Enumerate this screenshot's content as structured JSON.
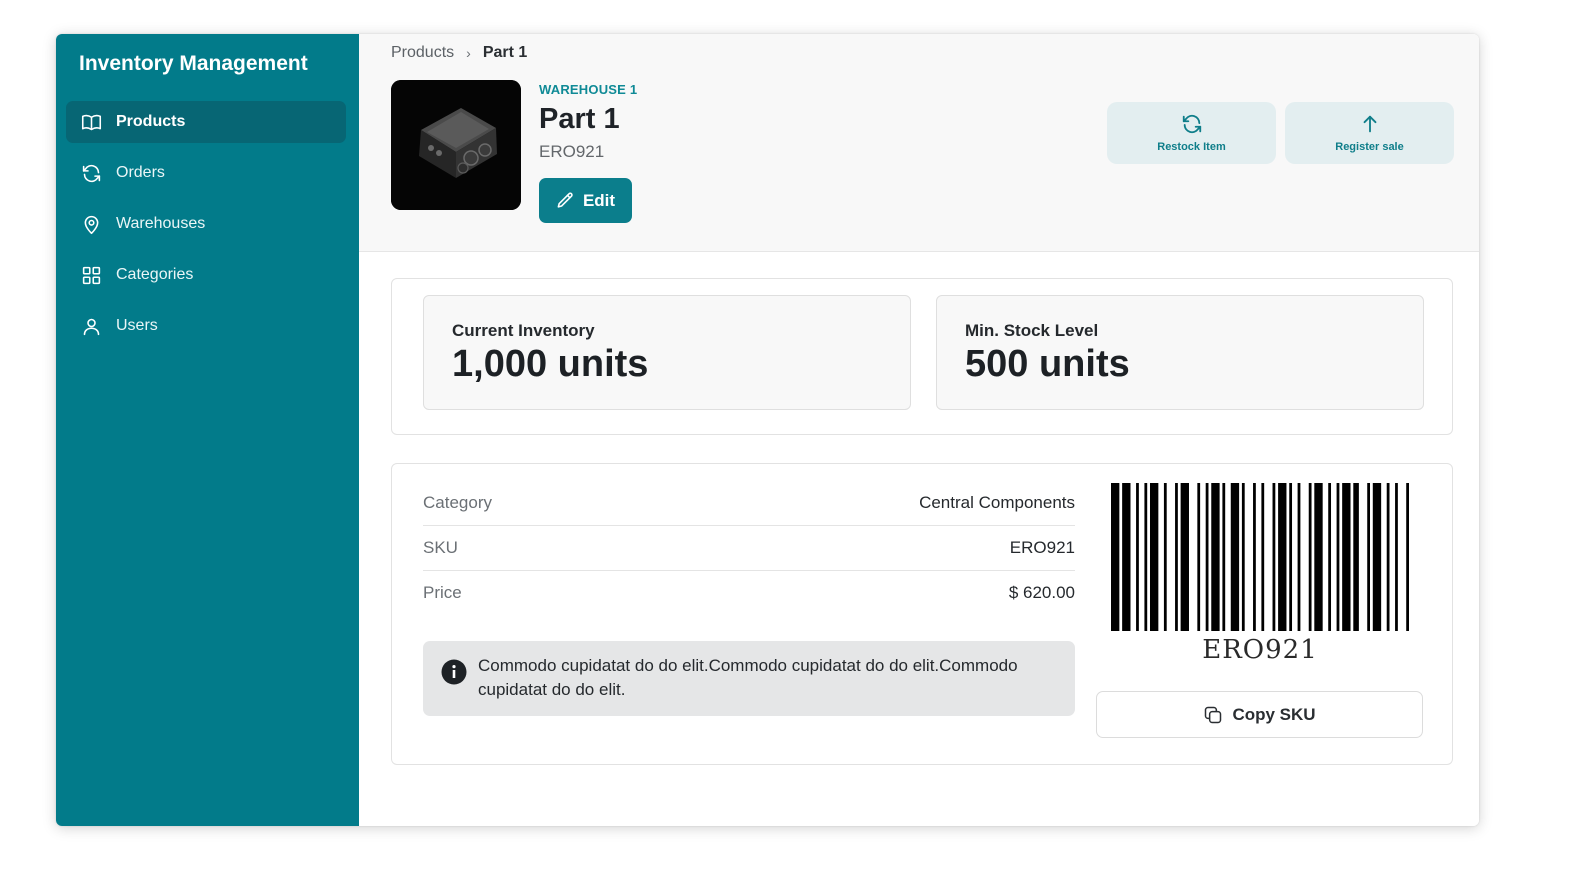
{
  "app": {
    "title": "Inventory Management"
  },
  "sidebar": {
    "items": [
      {
        "label": "Products",
        "icon": "book-icon",
        "active": true
      },
      {
        "label": "Orders",
        "icon": "refresh-icon",
        "active": false
      },
      {
        "label": "Warehouses",
        "icon": "map-pin-icon",
        "active": false
      },
      {
        "label": "Categories",
        "icon": "grid-icon",
        "active": false
      },
      {
        "label": "Users",
        "icon": "user-icon",
        "active": false
      }
    ]
  },
  "breadcrumb": {
    "parent": "Products",
    "separator": "›",
    "current": "Part 1"
  },
  "product": {
    "warehouse": "WAREHOUSE 1",
    "name": "Part 1",
    "code": "ERO921",
    "edit_label": "Edit"
  },
  "actions": {
    "restock_label": "Restock Item",
    "register_label": "Register sale"
  },
  "stats": {
    "current_inventory_label": "Current Inventory",
    "current_inventory_value": "1,000 units",
    "min_stock_label": "Min. Stock Level",
    "min_stock_value": "500 units"
  },
  "details": {
    "rows": [
      {
        "label": "Category",
        "value": "Central Components"
      },
      {
        "label": "SKU",
        "value": "ERO921"
      },
      {
        "label": "Price",
        "value": "$ 620.00"
      }
    ],
    "note": "Commodo cupidatat do do elit.Commodo cupidatat do do elit.Commodo cupidatat do do elit."
  },
  "barcode": {
    "text": "ERO921",
    "copy_label": "Copy SKU"
  },
  "colors": {
    "sidebar": "#027b8a",
    "sidebar_active": "#076674",
    "accent": "#0b7e8c",
    "action_bg": "#e3eef0"
  }
}
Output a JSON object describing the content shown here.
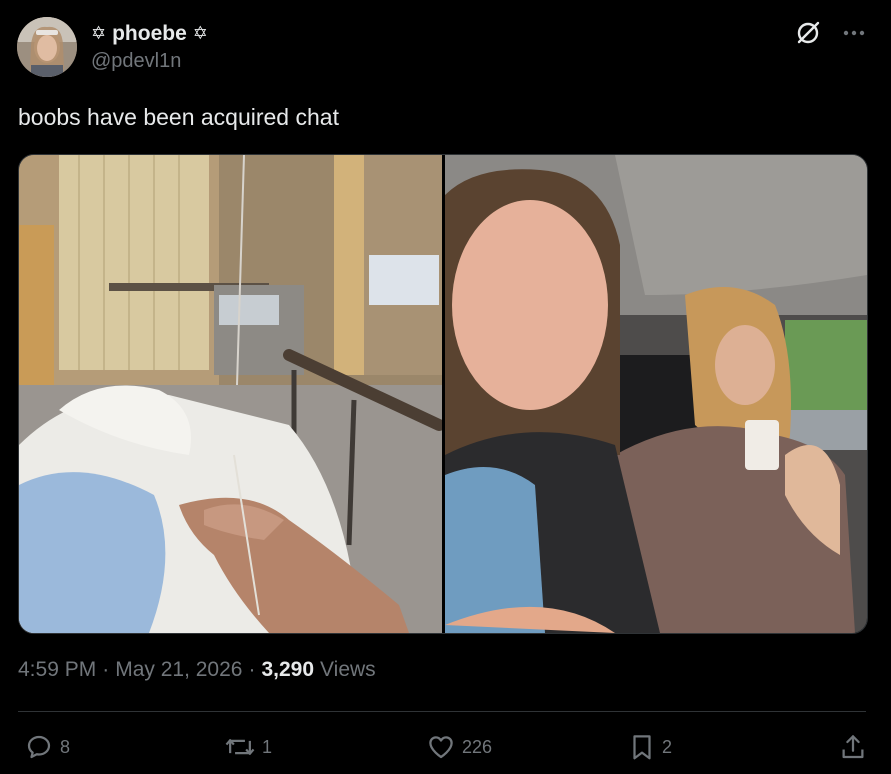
{
  "author": {
    "display_name": "phoebe",
    "star_left": "✡",
    "star_right": "✡",
    "handle": "@pdevl1n"
  },
  "tweet": {
    "text": "boobs have been acquired chat"
  },
  "meta": {
    "time": "4:59 PM",
    "separator1": "·",
    "date": "May 21, 2026",
    "separator2": "·",
    "views_count": "3,290",
    "views_label": "Views"
  },
  "engagement": {
    "replies": "8",
    "reposts": "1",
    "likes": "226",
    "bookmarks": "2"
  },
  "icons": {
    "grok": "grok-icon",
    "more": "more-icon",
    "reply": "reply-icon",
    "repost": "repost-icon",
    "like": "like-icon",
    "bookmark": "bookmark-icon",
    "share": "share-icon"
  },
  "colors": {
    "background": "#000000",
    "text_primary": "#e7e9ea",
    "text_secondary": "#71767b",
    "divider": "#2f3336"
  }
}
■ ■ ■ ■
(WORK INSTRUCTIONS): From the listing, extract all text exactly as given and drop any picture.

(ANSWER IN FULL):
Enumerate this screenshot's content as structured JSON.
{
  "app": {
    "title": "Inventory Management"
  },
  "sidebar": {
    "items": [
      {
        "label": "Products",
        "icon": "book-icon",
        "active": true
      },
      {
        "label": "Orders",
        "icon": "refresh-icon",
        "active": false
      },
      {
        "label": "Warehouses",
        "icon": "map-pin-icon",
        "active": false
      },
      {
        "label": "Categories",
        "icon": "grid-icon",
        "active": false
      },
      {
        "label": "Users",
        "icon": "user-icon",
        "active": false
      }
    ]
  },
  "breadcrumb": {
    "parent": "Products",
    "separator": "›",
    "current": "Part 1"
  },
  "product": {
    "warehouse": "WAREHOUSE 1",
    "name": "Part 1",
    "code": "ERO921",
    "edit_label": "Edit"
  },
  "actions": {
    "restock_label": "Restock Item",
    "register_label": "Register sale"
  },
  "stats": {
    "current_inventory_label": "Current Inventory",
    "current_inventory_value": "1,000 units",
    "min_stock_label": "Min. Stock Level",
    "min_stock_value": "500 units"
  },
  "details": {
    "rows": [
      {
        "label": "Category",
        "value": "Central Components"
      },
      {
        "label": "SKU",
        "value": "ERO921"
      },
      {
        "label": "Price",
        "value": "$ 620.00"
      }
    ],
    "note": "Commodo cupidatat do do elit.Commodo cupidatat do do elit.Commodo cupidatat do do elit."
  },
  "barcode": {
    "text": "ERO921",
    "copy_label": "Copy SKU"
  },
  "colors": {
    "sidebar": "#027b8a",
    "sidebar_active": "#076674",
    "accent": "#0b7e8c",
    "action_bg": "#e3eef0"
  }
}
Output a JSON object describing the content shown here.
{
  "author": {
    "display_name": "phoebe",
    "star_left": "✡",
    "star_right": "✡",
    "handle": "@pdevl1n"
  },
  "tweet": {
    "text": "boobs have been acquired chat"
  },
  "meta": {
    "time": "4:59 PM",
    "separator1": "·",
    "date": "May 21, 2026",
    "separator2": "·",
    "views_count": "3,290",
    "views_label": "Views"
  },
  "engagement": {
    "replies": "8",
    "reposts": "1",
    "likes": "226",
    "bookmarks": "2"
  },
  "icons": {
    "grok": "grok-icon",
    "more": "more-icon",
    "reply": "reply-icon",
    "repost": "repost-icon",
    "like": "like-icon",
    "bookmark": "bookmark-icon",
    "share": "share-icon"
  },
  "colors": {
    "background": "#000000",
    "text_primary": "#e7e9ea",
    "text_secondary": "#71767b",
    "divider": "#2f3336"
  }
}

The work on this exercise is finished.